**Source extract**
-- -- --

Comparing Metric Criteria

We could try using a third dimension to improve the fidelity of the visualization, because with more degrees of freedom, the fit should improve. We can also try a different criterion. Two other popular metric criteria are known as Sammon Mapping and squared stress ("sstress"). Each leads to a different solution, and one or the other might be more useful in visualizing the original dissimilarities.

Y2 = mdscale(dissimilarities,2, 'criterion','sammon');
distances2 = pdist(Y2);
Y3 = mdscale(dissimilarities,2, 'criterion','metricsstress');
distances3 = pdist(Y3);

A Shepard plot shows the differences in the three solutions so far.

plot(dissimilarities,distances1,'bo', ...
     dissimilarities,distances2,'r+', ...
     dissimilarities,distances3,'g^', ...
     [0 200],[0 200],'k--');
xlabel('Dissimilarities')
ylabel('Distances')
legend({'Stress', 'Sammon Mapping', 'Squared Stress'}, 'Location','NorthWest');

Notice that at the largest dissimilarity values, the scatter for the squared stress criterion tends to be closer to the 1:1 line than for the other two criteria. Thus, for these data, squared stress is somewhat better at preserving the largest dissimilarities, although it badly understates some of those. At smaller dissimilarity values, the scatter for the Sammon Mapping criterion tends to be somewhat closer to the 1:1 line than for the other two criteria. Thus, Sammon Mapping is a little better at preserving small dissimilarities. Stress is somewhere in between. All three criteria show a certain amount of nonlinearity, indicating that metric scaling may not be suitable. However, the choice of criterion depends on the goal of the visualization.

Nonmetric Scaling

Nonmetric scaling is a second form of MDS that has a slightly less ambitious goal than metric scaling. Instead of attempting to create a configuration of points for which the pairwise distances approximate the original dissimilarities, nonmetric MDS attempts only to approximate the ranks of the dissimilarities. Another way of saying this is that nonmetric MDS creates a configuration of points whose interpoint distances approximate a monotonic transformation of the original dissimilarities.

The practical use of such a construction is that large interpoint distances correspond to large dissimilarities, and small interpoint distances to small dissimilarities. This is often sufficient to convey the relationships among the items or categories being studied.

First, we'll create a configuration of points in 2D. Nonmetric scaling with Kruskal's nonmetric stress criterion is the default for mdscale.

[Y,stress,disparities] = mdscale(dissimilarities,2);
stress

stress = 0.1800

The second output of mdscale is the value of the criterion being used, as a measure of how well the solution recreates the dissimilarities. Smaller values indicate a better fit. The stress for this configuration, about 18%, is considered poor to fair for the nonmetric stress criterion. The ranges of acceptable criterion values differ for the different criteria.

The third output of mdscale is a vector of what are known as disparities. These are simply the monotonic transformation of the dissimilarities. They will be used in a nonmetric scaling Shepard plot below.

Visualizing the Dissimilarity Data

Although this fit is not as good as we would like, the 2D representation is easiest to visualize. We can plot each signal's dots and dashes to help see why the subjects perceive differences among the characters. The orientation and scale of this configuration is completely arbitrary, so no axis labels or values have been shown.

-- -- --

**Dataset rows**
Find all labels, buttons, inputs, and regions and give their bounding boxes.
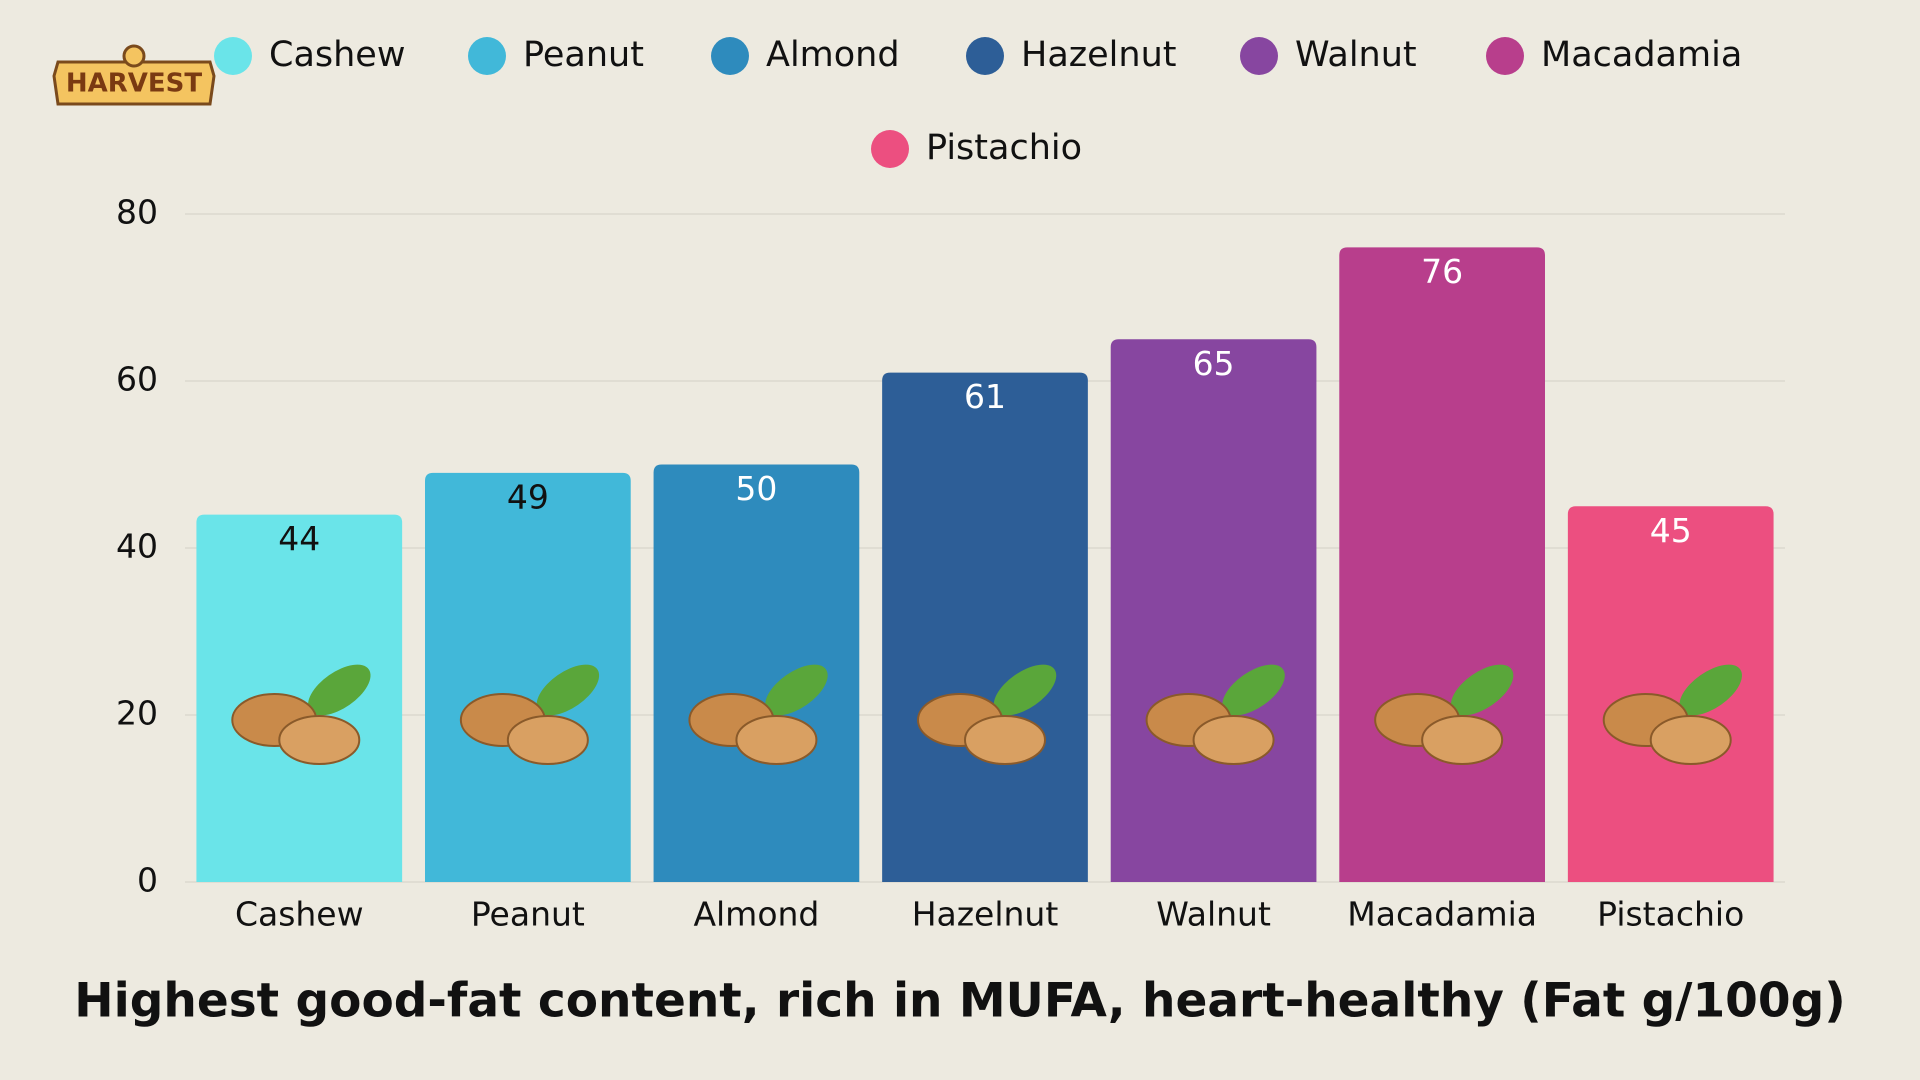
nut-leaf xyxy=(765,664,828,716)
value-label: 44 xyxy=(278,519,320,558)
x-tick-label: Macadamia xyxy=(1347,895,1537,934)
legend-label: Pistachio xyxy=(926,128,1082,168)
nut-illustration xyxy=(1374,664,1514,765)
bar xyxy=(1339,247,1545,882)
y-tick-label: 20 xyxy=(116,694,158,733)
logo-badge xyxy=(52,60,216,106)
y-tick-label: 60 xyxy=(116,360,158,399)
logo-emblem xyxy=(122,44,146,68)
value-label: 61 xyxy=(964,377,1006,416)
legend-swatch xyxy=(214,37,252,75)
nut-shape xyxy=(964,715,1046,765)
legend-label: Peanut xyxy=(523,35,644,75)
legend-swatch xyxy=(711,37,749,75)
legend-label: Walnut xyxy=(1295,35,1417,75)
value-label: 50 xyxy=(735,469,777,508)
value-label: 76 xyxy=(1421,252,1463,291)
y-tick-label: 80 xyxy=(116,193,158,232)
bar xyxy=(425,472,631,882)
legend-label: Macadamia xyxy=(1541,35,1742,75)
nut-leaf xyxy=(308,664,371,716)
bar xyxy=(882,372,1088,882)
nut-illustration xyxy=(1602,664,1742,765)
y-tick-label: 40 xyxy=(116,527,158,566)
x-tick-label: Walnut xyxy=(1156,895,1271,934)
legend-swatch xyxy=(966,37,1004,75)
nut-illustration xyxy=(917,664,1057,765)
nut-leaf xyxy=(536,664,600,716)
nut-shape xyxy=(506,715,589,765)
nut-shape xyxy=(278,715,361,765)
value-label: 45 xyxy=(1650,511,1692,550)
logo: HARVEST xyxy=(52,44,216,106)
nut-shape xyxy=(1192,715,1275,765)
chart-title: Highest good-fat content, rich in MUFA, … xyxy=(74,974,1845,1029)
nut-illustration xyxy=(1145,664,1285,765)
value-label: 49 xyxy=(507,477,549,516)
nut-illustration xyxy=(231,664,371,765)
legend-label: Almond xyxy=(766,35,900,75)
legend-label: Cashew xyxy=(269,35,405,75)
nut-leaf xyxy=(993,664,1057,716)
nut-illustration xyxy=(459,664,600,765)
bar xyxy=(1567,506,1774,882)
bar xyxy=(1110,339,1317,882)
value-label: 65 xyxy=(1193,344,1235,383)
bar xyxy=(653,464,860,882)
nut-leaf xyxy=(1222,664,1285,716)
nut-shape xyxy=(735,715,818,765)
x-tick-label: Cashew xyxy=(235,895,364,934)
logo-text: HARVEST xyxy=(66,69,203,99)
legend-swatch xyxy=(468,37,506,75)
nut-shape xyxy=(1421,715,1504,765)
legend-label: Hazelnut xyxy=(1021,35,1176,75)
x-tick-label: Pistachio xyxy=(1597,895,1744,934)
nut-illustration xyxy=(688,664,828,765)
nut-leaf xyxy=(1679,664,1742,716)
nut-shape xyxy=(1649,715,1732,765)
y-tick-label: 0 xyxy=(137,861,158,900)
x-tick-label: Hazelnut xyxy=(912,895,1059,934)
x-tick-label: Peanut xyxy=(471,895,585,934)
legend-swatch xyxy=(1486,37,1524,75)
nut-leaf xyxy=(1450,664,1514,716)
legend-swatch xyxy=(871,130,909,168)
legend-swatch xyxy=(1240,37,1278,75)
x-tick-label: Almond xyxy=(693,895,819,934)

-- -- --

**Exercise set**
1 - In the multidimensional scaling text, how is the stress of about 18% for the 2D nonmetric configuration rated?
2 - Summarize the multidimensional scaling text in two sentences.
3 - Carry on the multidimensional scaling text, starting right after its last sentence.

**Results of the exercise**
1 - It is considered poor to fair for the nonmetric stress criterion.

2 - Comparing the metric criteria on a Shepard plot shows that squared stress better preserves the largest dissimilarities, Sammon Mapping better preserves small ones, and stress falls in between, though all three show some nonlinearity. Nonmetric scaling, the default for mdscale, only approximates the ranks of the dissimilarities, and its 2D configuration has a stress of about 18%, which is considered poor to fair but is easiest to visualize.

3 -
plot(Y(:,1),Y(:,2),'.', 'Marker','none');
text(Y(:,1),Y(:,2),char(morseChars(:,2)), 'Color','b', ...
    'FontSize',12,'FontWeight','bold', 'HorizontalAlignment','center');
h_gca = gca;
h_gca.XTickLabel = [];
h_gca.YTickLabel = [];
title('Nonmetric MDS solution for Rothkopf''s Morse code data');

This reconstruction indicates that the characters can be described in terms of two axes: roughly speaking, the northwest/southeast direction discriminates signal length, while the southwest/northeast direction discriminates dots from dashes. The two characters with the shortest signals, 'E' and 'T', are somewhat out of position in that interpretation.

The Nonmetric Shepard Plot

In nonmetric scaling, it is customary to show the disparities as well as the distances in a Shepard plot. This provides a check on how well the distances recreate the disparities, as well as how nonlinear the monotonic transformation from dissimilarities to disparities is.

distances = pdist(Y);
[dum,ord] = sortrows([disparities(:) dissimilarities(:)]);
plot(dissimilarities,distances,'bo', ...
     dissimilarities(ord),disparities(ord),'r.-');
xlabel('Dissimilarities')
ylabel('Distances/Disparities')
legend({'Distances' 'Disparities'}, 'Location','NorthWest');

This plot shows how the distances in nonmetric scaling approximate the disparities (the scatter of blue circles about the red line), and the disparities reflect the ranks of the dissimilarities (the red line is nonlinear but increasing). Comparing this plot to the Shepard plot from metric scaling shows the difference in the two methods. Nonmetric scaling attempts to recreate not the original dissimilarities, but rather a nonlinear transformation of them (the disparities).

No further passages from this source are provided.